=== TASK DIRECTIONS ===
Transcribe the records below exactly as they appear.
☆ ☆ ☆ ☆ ☆ ☆ ☆
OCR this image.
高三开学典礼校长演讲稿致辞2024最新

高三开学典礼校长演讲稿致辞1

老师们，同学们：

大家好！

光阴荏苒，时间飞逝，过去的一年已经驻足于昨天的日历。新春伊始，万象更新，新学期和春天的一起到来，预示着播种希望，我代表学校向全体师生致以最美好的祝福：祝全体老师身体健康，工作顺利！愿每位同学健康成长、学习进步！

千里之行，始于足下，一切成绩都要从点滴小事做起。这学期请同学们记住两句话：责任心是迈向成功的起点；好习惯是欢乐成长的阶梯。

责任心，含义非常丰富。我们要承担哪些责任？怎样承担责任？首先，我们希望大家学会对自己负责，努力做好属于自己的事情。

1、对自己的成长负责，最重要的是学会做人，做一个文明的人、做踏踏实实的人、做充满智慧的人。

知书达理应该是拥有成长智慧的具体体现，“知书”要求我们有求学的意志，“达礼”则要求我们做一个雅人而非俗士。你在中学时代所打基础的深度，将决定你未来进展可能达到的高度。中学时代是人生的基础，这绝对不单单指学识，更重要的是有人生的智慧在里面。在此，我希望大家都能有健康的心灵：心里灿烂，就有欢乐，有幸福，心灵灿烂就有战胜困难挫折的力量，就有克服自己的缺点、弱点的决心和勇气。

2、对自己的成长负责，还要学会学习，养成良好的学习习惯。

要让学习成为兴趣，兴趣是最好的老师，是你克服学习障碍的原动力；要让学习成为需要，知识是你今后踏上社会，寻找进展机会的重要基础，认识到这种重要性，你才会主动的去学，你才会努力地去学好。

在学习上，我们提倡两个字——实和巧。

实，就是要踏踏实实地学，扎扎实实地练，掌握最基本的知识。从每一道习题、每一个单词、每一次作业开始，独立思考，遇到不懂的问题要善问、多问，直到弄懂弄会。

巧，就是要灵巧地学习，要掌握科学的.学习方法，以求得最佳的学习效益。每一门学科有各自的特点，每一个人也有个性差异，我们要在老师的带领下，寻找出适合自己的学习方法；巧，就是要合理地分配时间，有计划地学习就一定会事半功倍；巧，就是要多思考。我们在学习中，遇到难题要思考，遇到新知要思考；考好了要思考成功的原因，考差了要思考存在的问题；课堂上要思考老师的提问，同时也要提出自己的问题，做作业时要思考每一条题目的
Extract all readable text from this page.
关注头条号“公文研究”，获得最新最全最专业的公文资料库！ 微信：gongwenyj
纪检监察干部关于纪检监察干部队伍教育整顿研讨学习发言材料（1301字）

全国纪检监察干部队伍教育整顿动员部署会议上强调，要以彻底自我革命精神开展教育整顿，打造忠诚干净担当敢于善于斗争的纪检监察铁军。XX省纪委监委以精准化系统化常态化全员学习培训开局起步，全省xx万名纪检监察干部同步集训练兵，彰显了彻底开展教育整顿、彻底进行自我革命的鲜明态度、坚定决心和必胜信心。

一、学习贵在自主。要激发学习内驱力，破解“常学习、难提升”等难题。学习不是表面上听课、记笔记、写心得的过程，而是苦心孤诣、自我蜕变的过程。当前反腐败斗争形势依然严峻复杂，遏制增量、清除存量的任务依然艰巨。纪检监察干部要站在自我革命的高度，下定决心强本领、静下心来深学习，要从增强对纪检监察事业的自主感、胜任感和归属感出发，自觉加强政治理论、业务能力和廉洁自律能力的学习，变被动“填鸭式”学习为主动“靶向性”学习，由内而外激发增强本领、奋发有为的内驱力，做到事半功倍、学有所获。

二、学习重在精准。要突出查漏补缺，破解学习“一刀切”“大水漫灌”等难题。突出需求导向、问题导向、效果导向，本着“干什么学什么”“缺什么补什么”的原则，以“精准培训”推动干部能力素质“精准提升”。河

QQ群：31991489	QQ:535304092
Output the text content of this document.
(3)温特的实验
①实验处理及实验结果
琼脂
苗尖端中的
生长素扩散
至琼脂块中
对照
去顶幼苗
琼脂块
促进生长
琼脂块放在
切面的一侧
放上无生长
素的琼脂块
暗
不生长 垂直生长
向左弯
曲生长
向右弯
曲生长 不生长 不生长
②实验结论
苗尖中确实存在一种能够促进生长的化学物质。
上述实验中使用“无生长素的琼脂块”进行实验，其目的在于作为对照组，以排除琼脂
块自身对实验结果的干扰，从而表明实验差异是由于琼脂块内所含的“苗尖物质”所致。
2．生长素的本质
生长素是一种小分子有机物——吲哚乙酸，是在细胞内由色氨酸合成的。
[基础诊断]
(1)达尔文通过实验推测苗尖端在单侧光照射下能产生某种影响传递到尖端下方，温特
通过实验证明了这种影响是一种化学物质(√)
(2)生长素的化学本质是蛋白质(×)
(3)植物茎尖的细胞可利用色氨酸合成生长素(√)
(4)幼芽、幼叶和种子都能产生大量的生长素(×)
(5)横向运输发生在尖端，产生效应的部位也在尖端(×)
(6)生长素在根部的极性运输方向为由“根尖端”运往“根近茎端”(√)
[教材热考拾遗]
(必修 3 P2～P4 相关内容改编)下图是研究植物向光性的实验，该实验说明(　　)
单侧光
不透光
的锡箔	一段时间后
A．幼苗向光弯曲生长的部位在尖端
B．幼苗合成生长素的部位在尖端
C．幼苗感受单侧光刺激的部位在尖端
☆ ☆ ☆ ☆ ☆ ☆ ☆
=== ANSWER TO THE PROBLEM ===
OCR this image.
高三开学典礼校长演讲稿致辞2024最新

高三开学典礼校长演讲稿致辞1

老师们，同学们：

大家好！

光阴荏苒，时间飞逝，过去的一年已经驻足于昨天的日历。新春伊始，万象更新，新学期和春天的一起到来，预示着播种希望，我代表学校向全体师生致以最美好的祝福：祝全体老师身体健康，工作顺利！愿每位同学健康成长、学习进步！

千里之行，始于足下，一切成绩都要从点滴小事做起。这学期请同学们记住两句话：责任心是迈向成功的起点；好习惯是欢乐成长的阶梯。

责任心，含义非常丰富。我们要承担哪些责任？怎样承担责任？首先，我们希望大家学会对自己负责，努力做好属于自己的事情。

1、对自己的成长负责，最重要的是学会做人，做一个文明的人、做踏踏实实的人、做充满智慧的人。

知书达理应该是拥有成长智慧的具体体现，“知书”要求我们有求学的意志，“达礼”则要求我们做一个雅人而非俗士。你在中学时代所打基础的深度，将决定你未来进展可能达到的高度。中学时代是人生的基础，这绝对不单单指学识，更重要的是有人生的智慧在里面。在此，我希望大家都能有健康的心灵：心里灿烂，就有欢乐，有幸福，心灵灿烂就有战胜困难挫折的力量，就有克服自己的缺点、弱点的决心和勇气。

2、对自己的成长负责，还要学会学习，养成良好的学习习惯。

要让学习成为兴趣，兴趣是最好的老师，是你克服学习障碍的原动力；要让学习成为需要，知识是你今后踏上社会，寻找进展机会的重要基础，认识到这种重要性，你才会主动的去学，你才会努力地去学好。

在学习上，我们提倡两个字——实和巧。

实，就是要踏踏实实地学，扎扎实实地练，掌握最基本的知识。从每一道习题、每一个单词、每一次作业开始，独立思考，遇到不懂的问题要善问、多问，直到弄懂弄会。

巧，就是要灵巧地学习，要掌握科学的.学习方法，以求得最佳的学习效益。每一门学科有各自的特点，每一个人也有个性差异，我们要在老师的带领下，寻找出适合自己的学习方法；巧，就是要合理地分配时间，有计划地学习就一定会事半功倍；巧，就是要多思考。我们在学习中，遇到难题要思考，遇到新知要思考；考好了要思考成功的原因，考差了要思考存在的问题；课堂上要思考老师的提问，同时也要提出自己的问题，做作业时要思考每一条题目的
Extract all readable text from this page.
关注头条号“公文研究”，获得最新最全最专业的公文资料库！ 微信：gongwenyj
纪检监察干部关于纪检监察干部队伍教育整顿研讨学习发言材料（1301字）

全国纪检监察干部队伍教育整顿动员部署会议上强调，要以彻底自我革命精神开展教育整顿，打造忠诚干净担当敢于善于斗争的纪检监察铁军。XX省纪委监委以精准化系统化常态化全员学习培训开局起步，全省xx万名纪检监察干部同步集训练兵，彰显了彻底开展教育整顿、彻底进行自我革命的鲜明态度、坚定决心和必胜信心。

一、学习贵在自主。要激发学习内驱力，破解“常学习、难提升”等难题。学习不是表面上听课、记笔记、写心得的过程，而是苦心孤诣、自我蜕变的过程。当前反腐败斗争形势依然严峻复杂，遏制增量、清除存量的任务依然艰巨。纪检监察干部要站在自我革命的高度，下定决心强本领、静下心来深学习，要从增强对纪检监察事业的自主感、胜任感和归属感出发，自觉加强政治理论、业务能力和廉洁自律能力的学习，变被动“填鸭式”学习为主动“靶向性”学习，由内而外激发增强本领、奋发有为的内驱力，做到事半功倍、学有所获。

二、学习重在精准。要突出查漏补缺，破解学习“一刀切”“大水漫灌”等难题。突出需求导向、问题导向、效果导向，本着“干什么学什么”“缺什么补什么”的原则，以“精准培训”推动干部能力素质“精准提升”。河

QQ群：31991489	QQ:535304092
Output the text content of this document.
(3)温特的实验
①实验处理及实验结果
琼脂
苗尖端中的
生长素扩散
至琼脂块中
对照
去顶幼苗
琼脂块
促进生长
琼脂块放在
切面的一侧
放上无生长
素的琼脂块
暗
不生长 垂直生长
向左弯
曲生长
向右弯
曲生长 不生长 不生长
②实验结论
苗尖中确实存在一种能够促进生长的化学物质。
上述实验中使用“无生长素的琼脂块”进行实验，其目的在于作为对照组，以排除琼脂
块自身对实验结果的干扰，从而表明实验差异是由于琼脂块内所含的“苗尖物质”所致。
2．生长素的本质
生长素是一种小分子有机物——吲哚乙酸，是在细胞内由色氨酸合成的。
[基础诊断]
(1)达尔文通过实验推测苗尖端在单侧光照射下能产生某种影响传递到尖端下方，温特
通过实验证明了这种影响是一种化学物质(√)
(2)生长素的化学本质是蛋白质(×)
(3)植物茎尖的细胞可利用色氨酸合成生长素(√)
(4)幼芽、幼叶和种子都能产生大量的生长素(×)
(5)横向运输发生在尖端，产生效应的部位也在尖端(×)
(6)生长素在根部的极性运输方向为由“根尖端”运往“根近茎端”(√)
[教材热考拾遗]
(必修 3 P2～P4 相关内容改编)下图是研究植物向光性的实验，该实验说明(　　)
单侧光
不透光
的锡箔	一段时间后
A．幼苗向光弯曲生长的部位在尖端
B．幼苗合成生长素的部位在尖端
C．幼苗感受单侧光刺激的部位在尖端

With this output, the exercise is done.